Stated exercise >> Would you copy out the whole listing exactly as given?

Records for this exercise >>
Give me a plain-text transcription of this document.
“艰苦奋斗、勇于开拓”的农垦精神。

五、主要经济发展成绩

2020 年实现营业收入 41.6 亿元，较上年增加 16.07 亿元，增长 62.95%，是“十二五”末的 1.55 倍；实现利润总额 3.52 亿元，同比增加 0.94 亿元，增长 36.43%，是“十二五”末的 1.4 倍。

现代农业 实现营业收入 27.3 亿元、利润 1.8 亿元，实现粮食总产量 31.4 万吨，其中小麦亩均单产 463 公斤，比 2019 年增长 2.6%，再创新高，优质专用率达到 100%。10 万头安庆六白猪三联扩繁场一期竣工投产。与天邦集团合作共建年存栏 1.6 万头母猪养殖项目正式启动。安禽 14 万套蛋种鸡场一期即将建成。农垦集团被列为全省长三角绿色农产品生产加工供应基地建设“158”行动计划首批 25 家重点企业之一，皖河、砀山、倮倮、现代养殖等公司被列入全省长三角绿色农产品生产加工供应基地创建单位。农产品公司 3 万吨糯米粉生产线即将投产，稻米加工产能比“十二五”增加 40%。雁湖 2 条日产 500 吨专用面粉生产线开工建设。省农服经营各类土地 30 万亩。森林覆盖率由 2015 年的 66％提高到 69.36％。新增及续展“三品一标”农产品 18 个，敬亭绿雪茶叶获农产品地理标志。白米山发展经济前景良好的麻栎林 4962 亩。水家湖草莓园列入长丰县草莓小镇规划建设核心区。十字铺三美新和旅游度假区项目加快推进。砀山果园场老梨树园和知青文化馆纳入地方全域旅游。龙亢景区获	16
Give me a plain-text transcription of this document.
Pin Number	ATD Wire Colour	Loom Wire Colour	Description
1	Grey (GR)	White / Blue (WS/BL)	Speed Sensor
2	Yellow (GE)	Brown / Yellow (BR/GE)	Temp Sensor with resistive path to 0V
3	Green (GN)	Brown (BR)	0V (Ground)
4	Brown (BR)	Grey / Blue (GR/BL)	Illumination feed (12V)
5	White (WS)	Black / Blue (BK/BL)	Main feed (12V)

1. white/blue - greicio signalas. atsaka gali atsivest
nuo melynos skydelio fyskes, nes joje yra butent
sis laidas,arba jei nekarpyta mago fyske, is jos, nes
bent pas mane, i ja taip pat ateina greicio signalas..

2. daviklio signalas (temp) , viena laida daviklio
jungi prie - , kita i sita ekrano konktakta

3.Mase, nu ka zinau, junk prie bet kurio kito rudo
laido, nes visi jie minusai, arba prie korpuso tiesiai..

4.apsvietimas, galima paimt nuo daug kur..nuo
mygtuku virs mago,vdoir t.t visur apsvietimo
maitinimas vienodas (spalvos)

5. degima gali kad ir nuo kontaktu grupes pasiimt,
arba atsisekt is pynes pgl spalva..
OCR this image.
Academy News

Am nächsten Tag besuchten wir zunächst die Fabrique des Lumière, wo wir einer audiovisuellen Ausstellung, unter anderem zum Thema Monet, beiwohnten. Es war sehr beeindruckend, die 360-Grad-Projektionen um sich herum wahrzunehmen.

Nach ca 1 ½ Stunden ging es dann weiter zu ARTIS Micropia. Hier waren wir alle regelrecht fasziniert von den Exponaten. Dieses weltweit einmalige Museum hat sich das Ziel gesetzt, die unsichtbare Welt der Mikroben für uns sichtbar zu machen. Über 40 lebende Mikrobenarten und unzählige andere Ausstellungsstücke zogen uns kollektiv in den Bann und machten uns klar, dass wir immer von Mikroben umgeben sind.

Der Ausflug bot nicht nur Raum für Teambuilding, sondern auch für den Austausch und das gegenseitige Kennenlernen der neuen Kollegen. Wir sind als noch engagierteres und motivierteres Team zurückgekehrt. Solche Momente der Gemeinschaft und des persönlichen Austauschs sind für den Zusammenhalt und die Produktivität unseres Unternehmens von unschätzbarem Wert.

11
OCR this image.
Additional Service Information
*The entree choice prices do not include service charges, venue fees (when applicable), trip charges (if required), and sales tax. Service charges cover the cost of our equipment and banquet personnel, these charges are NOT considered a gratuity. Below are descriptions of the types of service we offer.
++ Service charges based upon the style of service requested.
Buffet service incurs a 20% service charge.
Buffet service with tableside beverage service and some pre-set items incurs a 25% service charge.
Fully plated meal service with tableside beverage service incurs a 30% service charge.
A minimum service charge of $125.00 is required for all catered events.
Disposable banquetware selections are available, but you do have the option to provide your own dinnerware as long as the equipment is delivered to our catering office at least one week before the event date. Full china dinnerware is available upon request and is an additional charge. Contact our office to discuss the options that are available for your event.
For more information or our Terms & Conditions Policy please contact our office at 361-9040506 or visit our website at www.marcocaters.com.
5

Output below >>
Give me a plain-text transcription of this document.
“艰苦奋斗、勇于开拓”的农垦精神。

五、主要经济发展成绩

2020 年实现营业收入 41.6 亿元，较上年增加 16.07 亿元，增长 62.95%，是“十二五”末的 1.55 倍；实现利润总额 3.52 亿元，同比增加 0.94 亿元，增长 36.43%，是“十二五”末的 1.4 倍。

现代农业 实现营业收入 27.3 亿元、利润 1.8 亿元，实现粮食总产量 31.4 万吨，其中小麦亩均单产 463 公斤，比 2019 年增长 2.6%，再创新高，优质专用率达到 100%。10 万头安庆六白猪三联扩繁场一期竣工投产。与天邦集团合作共建年存栏 1.6 万头母猪养殖项目正式启动。安禽 14 万套蛋种鸡场一期即将建成。农垦集团被列为全省长三角绿色农产品生产加工供应基地建设“158”行动计划首批 25 家重点企业之一，皖河、砀山、倮倮、现代养殖等公司被列入全省长三角绿色农产品生产加工供应基地创建单位。农产品公司 3 万吨糯米粉生产线即将投产，稻米加工产能比“十二五”增加 40%。雁湖 2 条日产 500 吨专用面粉生产线开工建设。省农服经营各类土地 30 万亩。森林覆盖率由 2015 年的 66％提高到 69.36％。新增及续展“三品一标”农产品 18 个，敬亭绿雪茶叶获农产品地理标志。白米山发展经济前景良好的麻栎林 4962 亩。水家湖草莓园列入长丰县草莓小镇规划建设核心区。十字铺三美新和旅游度假区项目加快推进。砀山果园场老梨树园和知青文化馆纳入地方全域旅游。龙亢景区获	16
Give me a plain-text transcription of this document.
Pin Number	ATD Wire Colour	Loom Wire Colour	Description
1	Grey (GR)	White / Blue (WS/BL)	Speed Sensor
2	Yellow (GE)	Brown / Yellow (BR/GE)	Temp Sensor with resistive path to 0V
3	Green (GN)	Brown (BR)	0V (Ground)
4	Brown (BR)	Grey / Blue (GR/BL)	Illumination feed (12V)
5	White (WS)	Black / Blue (BK/BL)	Main feed (12V)

1. white/blue - greicio signalas. atsaka gali atsivest
nuo melynos skydelio fyskes, nes joje yra butent
sis laidas,arba jei nekarpyta mago fyske, is jos, nes
bent pas mane, i ja taip pat ateina greicio signalas..

2. daviklio signalas (temp) , viena laida daviklio
jungi prie - , kita i sita ekrano konktakta

3.Mase, nu ka zinau, junk prie bet kurio kito rudo
laido, nes visi jie minusai, arba prie korpuso tiesiai..

4.apsvietimas, galima paimt nuo daug kur..nuo
mygtuku virs mago,vdoir t.t visur apsvietimo
maitinimas vienodas (spalvos)

5. degima gali kad ir nuo kontaktu grupes pasiimt,
arba atsisekt is pynes pgl spalva..
OCR this image.
Academy News

Am nächsten Tag besuchten wir zunächst die Fabrique des Lumière, wo wir einer audiovisuellen Ausstellung, unter anderem zum Thema Monet, beiwohnten. Es war sehr beeindruckend, die 360-Grad-Projektionen um sich herum wahrzunehmen.

Nach ca 1 ½ Stunden ging es dann weiter zu ARTIS Micropia. Hier waren wir alle regelrecht fasziniert von den Exponaten. Dieses weltweit einmalige Museum hat sich das Ziel gesetzt, die unsichtbare Welt der Mikroben für uns sichtbar zu machen. Über 40 lebende Mikrobenarten und unzählige andere Ausstellungsstücke zogen uns kollektiv in den Bann und machten uns klar, dass wir immer von Mikroben umgeben sind.

Der Ausflug bot nicht nur Raum für Teambuilding, sondern auch für den Austausch und das gegenseitige Kennenlernen der neuen Kollegen. Wir sind als noch engagierteres und motivierteres Team zurückgekehrt. Solche Momente der Gemeinschaft und des persönlichen Austauschs sind für den Zusammenhalt und die Produktivität unseres Unternehmens von unschätzbarem Wert.

11
OCR this image.
Additional Service Information
*The entree choice prices do not include service charges, venue fees (when applicable), trip charges (if required), and sales tax. Service charges cover the cost of our equipment and banquet personnel, these charges are NOT considered a gratuity. Below are descriptions of the types of service we offer.
++ Service charges based upon the style of service requested.
Buffet service incurs a 20% service charge.
Buffet service with tableside beverage service and some pre-set items incurs a 25% service charge.
Fully plated meal service with tableside beverage service incurs a 30% service charge.
A minimum service charge of $125.00 is required for all catered events.
Disposable banquetware selections are available, but you do have the option to provide your own dinnerware as long as the equipment is delivered to our catering office at least one week before the event date. Full china dinnerware is available upon request and is an additional charge. Contact our office to discuss the options that are available for your event.
For more information or our Terms & Conditions Policy please contact our office at 361-9040506 or visit our website at www.marcocaters.com.
5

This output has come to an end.